Исходный документ:
::::

Но верховность народа имеет и другой смысл. В этом смысле она не составляет ни права, на какого-либо политического идеала, которого можно и нужно бы было стремиться достигнуть, а есть простой факт, всеобщий, неизбежный, неизменный, состоящий в том, что основное строение всякого государства есть выражение воли народа его образующего, есть осуществление его коренных политических воззрений, которых не лишен ни один народ, ибо иначе он и не составлял бы государства, да и вообще не жил бы ни в какой форме общежития, и ежели такое коренное народное политическое воззрение затемняется, утрачивается, то и государство им образуемое разлагается и исчезает: это не теорема, а аксиома, не требующая доказательств, истина сама по себе понятная.
Всякая идея, дабы осуществиться, перейти в действительность, в факт, должна иметь в подкладке своей силу для своей реализации, а где же искать эту силу для идеи политической как не в массе, не в совокупности народа, который по ней устраивается в государство и поддерживает его против всех внутренних и внешних врагов в течение своей исторической жизни? Все исключения, которые можно представить против всеобщности этого закона, только кажущиеся. Например, скажут, неужели болгары, греки и вообще вся христианская райя составляющие большинство населения Европейской Турции, своею волей поддерживала Турецкое государство? Конечно, нет, но эти народы никогда Турецкого государства собою и не составляли, они были вне его, чужды ему во всех отношениях и удерживались в нем внешнею силою, точно так, как например, неприятельская армия удерживает в своем повиновении занятую ею страну. Тут внешнее насилие постоянно действовало в течении нескольких столетий, а не только в тот исторический момент, когда произошло завоевание. Само собой разумеется, что мы говорим не о завоевании, а о правомерном, самого себя поддерживающем государственном строе. Но бывают случаи, которые сильнее говорят против нашего положения, чем пример турецкой райи. Несомненно существуют примеры, что в ином государстве распространено всеобщее недовольство не какими-либо частными отдельными правительственными мерами, а самым основным политическим строем его и, несмотря на это, он сохраняется и продолжает существовать многие и многие годы. Но не должно забывать — что однако же так часто забывается — что все так называемые политические, экономические и вообще общественные силы не самобытны, не непосредственны, как, например, силы физические, а могут действовать лишь через посредство индивидуального сознания, — а для того, чтобы достигнуть его, чтобы оно уяснилось и определилось, требуется очень и очень много времени; а пока это не произойдет, старый порядок продолжает держаться по инерции, по привычке, и в этом случае все распадается при первом толчке, пришедшем извне или изнутри.
Можно представить и такое фактическое возражение. Если государственный строй есть выражение народной воли, то каким образом объяснить непрерывные перемены этого строя во Франции в последнее столетие, в течение которого различного вида и характера республики, империи и королевские монархии сменяли друг друга? Неужели народная воля могла столь быстро меняться, воля, которая имела даже возможность ясно и открыто себя заявлять и по-видимому заявляла себя? Иные думают даже, что некоторые из этих перемен, например, установление второй империи, было чистым подлогом, подтасовкой голосов. Мнение, очевидно, несправедливое; если и был в самом деле подлог, он мог простираться на сотню, другую тысяч голосов, с целью представить в большем блеске единодушие французской нации, а не на все миллионы действительно поданные в пользу Наполеона.

::::

Перечень записей:
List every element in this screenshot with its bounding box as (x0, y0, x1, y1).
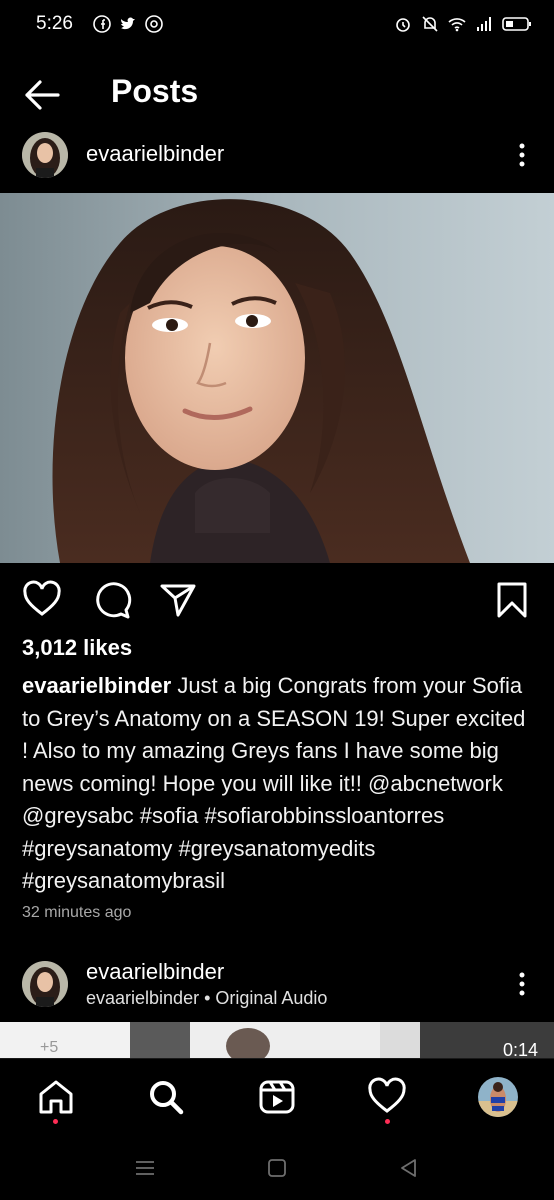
notification-dot (385, 1119, 390, 1124)
post-caption: evaarielbinder Just a big Congrats from … (22, 670, 537, 898)
status-left-icons (93, 15, 163, 33)
next-post-username[interactable]: evaarielbinder (86, 959, 224, 985)
facebook-icon (93, 15, 111, 33)
status-right-icons (394, 15, 532, 33)
alarm-icon (396, 18, 410, 32)
signal-icon (477, 17, 491, 31)
post-actions (0, 578, 554, 622)
avatar[interactable] (22, 132, 68, 178)
page-title: Posts (111, 73, 199, 109)
status-bar: 5:26 (0, 0, 554, 48)
status-time: 5:26 (36, 13, 73, 34)
notification-dot (53, 1119, 58, 1124)
chrome-icon (145, 15, 163, 33)
svg-text:+5: +5 (40, 1039, 58, 1056)
post-timestamp: 32 minutes ago (22, 904, 132, 921)
battery-icon (502, 17, 531, 31)
next-post-video[interactable]: +5 (0, 1022, 554, 1058)
search-icon[interactable] (146, 1077, 186, 1117)
comment-icon[interactable] (92, 580, 132, 620)
bottom-navigation (0, 1058, 554, 1138)
mute-icon (422, 16, 438, 32)
wifi-icon (448, 18, 466, 32)
menu-icon[interactable] (133, 1156, 157, 1180)
back-arrow-icon[interactable] (22, 78, 62, 112)
activity-heart-icon[interactable] (367, 1077, 407, 1117)
next-post-header: evaarielbinder evaarielbinder • Original… (0, 955, 554, 1015)
bookmark-icon[interactable] (492, 580, 532, 620)
reels-icon[interactable] (257, 1077, 297, 1117)
home-button-icon[interactable] (265, 1156, 289, 1180)
likes-count[interactable]: 3,012 likes (22, 635, 132, 661)
next-post-audio[interactable]: evaarielbinder • Original Audio (86, 988, 327, 1009)
system-navigation (0, 1138, 554, 1200)
page-header: Posts (0, 60, 554, 128)
post-header: evaarielbinder (0, 128, 554, 184)
profile-avatar[interactable] (478, 1077, 518, 1117)
post-photo[interactable] (0, 193, 554, 563)
back-triangle-icon[interactable] (397, 1156, 421, 1180)
twitter-icon (120, 17, 135, 30)
post-username[interactable]: evaarielbinder (86, 141, 224, 167)
heart-icon[interactable] (22, 580, 62, 620)
caption-text: Just a big Congrats from your Sofia to G… (22, 673, 526, 893)
home-icon[interactable] (36, 1077, 76, 1117)
share-icon[interactable] (158, 580, 198, 620)
more-options-icon[interactable] (512, 969, 532, 999)
more-options-icon[interactable] (512, 140, 532, 170)
avatar[interactable] (22, 961, 68, 1007)
caption-username[interactable]: evaarielbinder (22, 673, 171, 698)
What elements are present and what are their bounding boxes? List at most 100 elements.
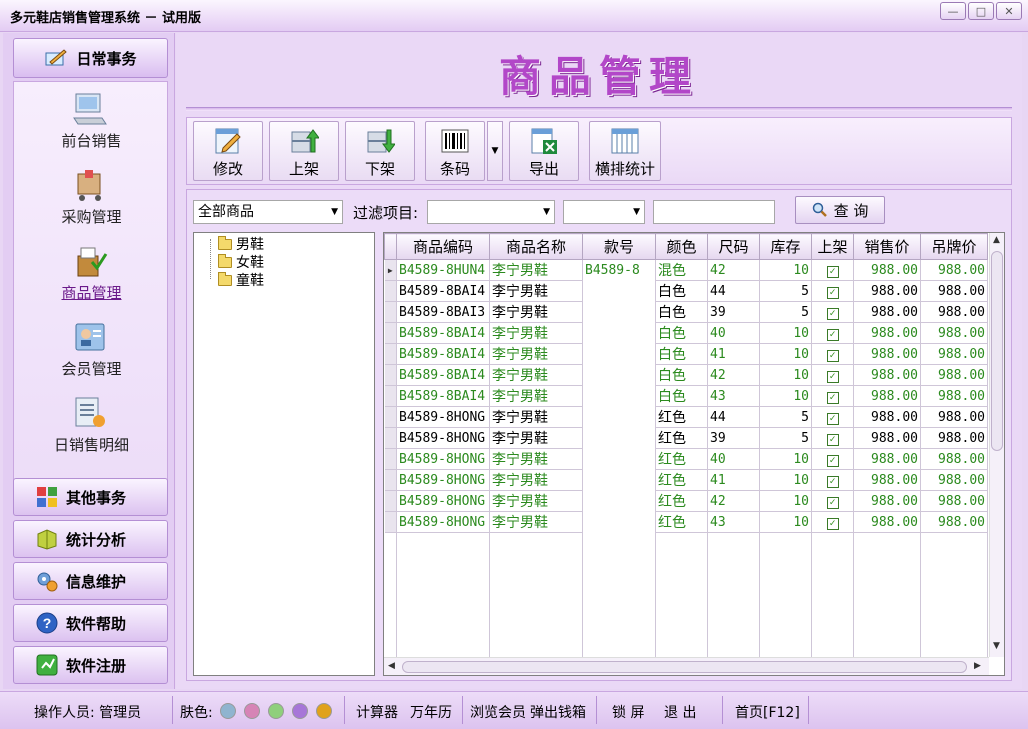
filter-operator-select[interactable]: ▼	[563, 200, 645, 224]
table-row[interactable]: B4589-8BAI4 李宁男鞋 白色 43 10 ✓ 988.00 988.00	[384, 385, 988, 407]
scroll-down-icon[interactable]: ▼	[993, 641, 1000, 651]
on-shelf-checkbox[interactable]: ✓	[826, 286, 839, 299]
column-header[interactable]: 尺码	[707, 233, 760, 260]
barcode-button[interactable]: 条码	[425, 121, 485, 181]
vertical-scroll-thumb[interactable]	[991, 251, 1003, 451]
scroll-right-icon[interactable]: ▶	[974, 661, 981, 671]
barcode-dropdown-button[interactable]: ▼	[487, 121, 503, 181]
category-select[interactable]: 全部商品 ▼	[193, 200, 343, 224]
scroll-up-icon[interactable]: ▲	[993, 235, 1000, 245]
category-software-help[interactable]: ? 软件帮助	[13, 604, 168, 642]
on-shelf-checkbox[interactable]: ✓	[826, 370, 839, 383]
on-shelf-checkbox[interactable]: ✓	[826, 412, 839, 425]
nav-front-sales[interactable]: 前台销售	[14, 86, 169, 156]
scroll-left-icon[interactable]: ◀	[388, 661, 395, 671]
cell-on-shelf[interactable]: ✓	[811, 490, 854, 512]
tree-node-kids[interactable]: 童鞋	[218, 271, 264, 289]
cell-on-shelf[interactable]: ✓	[811, 448, 854, 470]
column-header[interactable]: 款号	[582, 233, 656, 260]
table-row[interactable]: B4589-8HONG 李宁男鞋 红色 40 10 ✓ 988.00 988.00	[384, 448, 988, 470]
skin-swatch[interactable]	[244, 703, 260, 719]
on-shelf-checkbox[interactable]: ✓	[826, 307, 839, 320]
column-header[interactable]: 商品名称	[489, 233, 583, 260]
cash-drawer-button[interactable]: 弹出钱箱	[530, 702, 586, 722]
shelf-off-button[interactable]: 下架	[345, 121, 415, 181]
cell-on-shelf[interactable]: ✓	[811, 511, 854, 533]
goods-table[interactable]: 商品编码 商品名称 款号 颜色 尺码 库存 上架 销售价 吊牌价 ▶ B4589-…	[383, 232, 1005, 676]
category-software-register[interactable]: 软件注册	[13, 646, 168, 684]
calendar-button[interactable]: 万年历	[410, 702, 452, 722]
close-button[interactable]: ✕	[996, 2, 1022, 20]
edit-button[interactable]: 修改	[193, 121, 263, 181]
column-header[interactable]: 库存	[759, 233, 812, 260]
browse-members-button[interactable]: 浏览会员	[470, 702, 526, 722]
table-row[interactable]: B4589-8BAI3 李宁男鞋 白色 39 5 ✓ 988.00 988.00	[384, 301, 988, 323]
cell-on-shelf[interactable]: ✓	[811, 364, 854, 386]
on-shelf-checkbox[interactable]: ✓	[826, 454, 839, 467]
nav-goods-management[interactable]: 商品管理	[14, 238, 169, 308]
cell-on-shelf[interactable]: ✓	[811, 469, 854, 491]
on-shelf-checkbox[interactable]: ✓	[826, 328, 839, 341]
home-button[interactable]: 首页[F12]	[735, 702, 800, 722]
category-tree[interactable]: 男鞋 女鞋 童鞋	[193, 232, 375, 676]
horizontal-scrollbar[interactable]: ◀ ▶	[384, 657, 989, 675]
export-button[interactable]: 导出	[509, 121, 579, 181]
cell-on-shelf[interactable]: ✓	[811, 259, 854, 281]
nav-purchase[interactable]: 采购管理	[14, 162, 169, 232]
skin-swatch[interactable]	[268, 703, 284, 719]
daily-affairs-header[interactable]: 日常事务	[13, 38, 168, 78]
calculator-button[interactable]: 计算器	[356, 702, 398, 722]
category-info-maintenance[interactable]: 信息维护	[13, 562, 168, 600]
column-header[interactable]: 商品编码	[396, 233, 490, 260]
nav-member-management[interactable]: 会员管理	[14, 314, 169, 384]
skin-swatch[interactable]	[292, 703, 308, 719]
table-row[interactable]: B4589-8BAI4 李宁男鞋 白色 44 5 ✓ 988.00 988.00	[384, 280, 988, 302]
lock-screen-button[interactable]: 锁 屏	[612, 702, 644, 722]
cell-on-shelf[interactable]: ✓	[811, 385, 854, 407]
on-shelf-checkbox[interactable]: ✓	[826, 517, 839, 530]
cell-on-shelf[interactable]: ✓	[811, 322, 854, 344]
on-shelf-checkbox[interactable]: ✓	[826, 496, 839, 509]
column-header[interactable]: 吊牌价	[920, 233, 988, 260]
table-row[interactable]: B4589-8HONG 李宁男鞋 红色 41 10 ✓ 988.00 988.00	[384, 469, 988, 491]
category-stats-analysis[interactable]: 统计分析	[13, 520, 168, 558]
cell-on-shelf[interactable]: ✓	[811, 406, 854, 428]
on-shelf-checkbox[interactable]: ✓	[826, 265, 839, 278]
cell-on-shelf[interactable]: ✓	[811, 343, 854, 365]
on-shelf-checkbox[interactable]: ✓	[826, 349, 839, 362]
on-shelf-checkbox[interactable]: ✓	[826, 391, 839, 404]
cross-stats-button[interactable]: 横排统计	[589, 121, 661, 181]
table-row[interactable]: B4589-8HONG 李宁男鞋 红色 44 5 ✓ 988.00 988.00	[384, 406, 988, 428]
filter-value-input[interactable]	[653, 200, 775, 224]
restore-button[interactable]: □	[968, 2, 994, 20]
query-button[interactable]: 查 询	[795, 196, 885, 224]
minimize-button[interactable]: —	[940, 2, 966, 20]
table-row[interactable]: ▶ B4589-8HUN4 李宁男鞋 B4589-8 混色 42 10 ✓ 988.00 988.…	[384, 259, 988, 281]
nav-daily-sales-detail[interactable]: 日销售明细	[14, 390, 169, 460]
exit-button[interactable]: 退 出	[664, 702, 696, 722]
table-row[interactable]: B4589-8HONG 李宁男鞋 红色 42 10 ✓ 988.00 988.00	[384, 490, 988, 512]
filter-field-select[interactable]: ▼	[427, 200, 555, 224]
table-row[interactable]: B4589-8HONG 李宁男鞋 红色 43 10 ✓ 988.00 988.00	[384, 511, 988, 533]
cell-on-shelf[interactable]: ✓	[811, 280, 854, 302]
shelf-on-button[interactable]: 上架	[269, 121, 339, 181]
tree-node-women[interactable]: 女鞋	[218, 253, 264, 271]
horizontal-scroll-thumb[interactable]	[402, 661, 967, 673]
skin-swatch[interactable]	[220, 703, 236, 719]
tree-node-men[interactable]: 男鞋	[218, 235, 264, 253]
vertical-scrollbar[interactable]: ▲ ▼	[989, 233, 1004, 657]
table-row[interactable]: B4589-8BAI4 李宁男鞋 白色 41 10 ✓ 988.00 988.00	[384, 343, 988, 365]
cell-on-shelf[interactable]: ✓	[811, 301, 854, 323]
on-shelf-checkbox[interactable]: ✓	[826, 475, 839, 488]
column-header[interactable]: 颜色	[655, 233, 708, 260]
column-header[interactable]: 销售价	[853, 233, 921, 260]
cell-size: 42	[707, 364, 760, 386]
category-other-affairs[interactable]: 其他事务	[13, 478, 168, 516]
column-header[interactable]: 上架	[811, 233, 854, 260]
table-row[interactable]: B4589-8BAI4 李宁男鞋 白色 40 10 ✓ 988.00 988.00	[384, 322, 988, 344]
on-shelf-checkbox[interactable]: ✓	[826, 433, 839, 446]
table-row[interactable]: B4589-8BAI4 李宁男鞋 白色 42 10 ✓ 988.00 988.00	[384, 364, 988, 386]
skin-swatch[interactable]	[316, 703, 332, 719]
cell-on-shelf[interactable]: ✓	[811, 427, 854, 449]
table-row[interactable]: B4589-8HONG 李宁男鞋 红色 39 5 ✓ 988.00 988.00	[384, 427, 988, 449]
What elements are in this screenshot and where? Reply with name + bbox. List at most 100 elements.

::::

Письменный запрос: Напишите продолжение текста о верховности народа, который приведен выше перед перечнем, начиная сразу после его последнего предложения.

Письменный ответ:
Дело очевидно в том, что как отдельный человек, так и целый народ может потерять твердость, ясность и определенность своих убеждений, и результатом этого будет в обоих случаях шаткость всех поступков. С народом, как существом коллективным, может произойти еще и иное: убеждения народа могут потерять свою цельность, свое единство, разделиться так, что ни одно из них не будет иметь бесспорно преобладающей силы. Тогда, очевидно, то или другое из них будет брать перевес, смотря по случайным обстоятельствам. Это без сомнения и имело и имеет до сих пор место во Франции. Конечно вандейцы, жители Бретани, имели в эпоху первой Французской революции весьма определенное и ясное политическое убеждение и выразили его в своем героическом восстании, но убеждение это было совершенно не то, которым было одушевлено население Парижа. После всех этих треволнений, в духе французского народа осталось твердым и незыблемым только одно политическое убеждение самого общего характера, то, что Франция должна быть независимою и сильною державой, — и это убеждение свое проявил он и в 1870 и 1871 годах, проявляется и теперь, не жалея никаких жертв на устройство своих вооруженных сил. Но затем, какая государственная форма должна быть усвоена этою, непременно сильною и независимою, Францией, это для большинства французов стало неясным и неопределенным, а для тех, для кого оно и определенно и ясно, для тех, кто имеет политические убеждения (верные или не верные, это все равно), они чрезвычайно различны.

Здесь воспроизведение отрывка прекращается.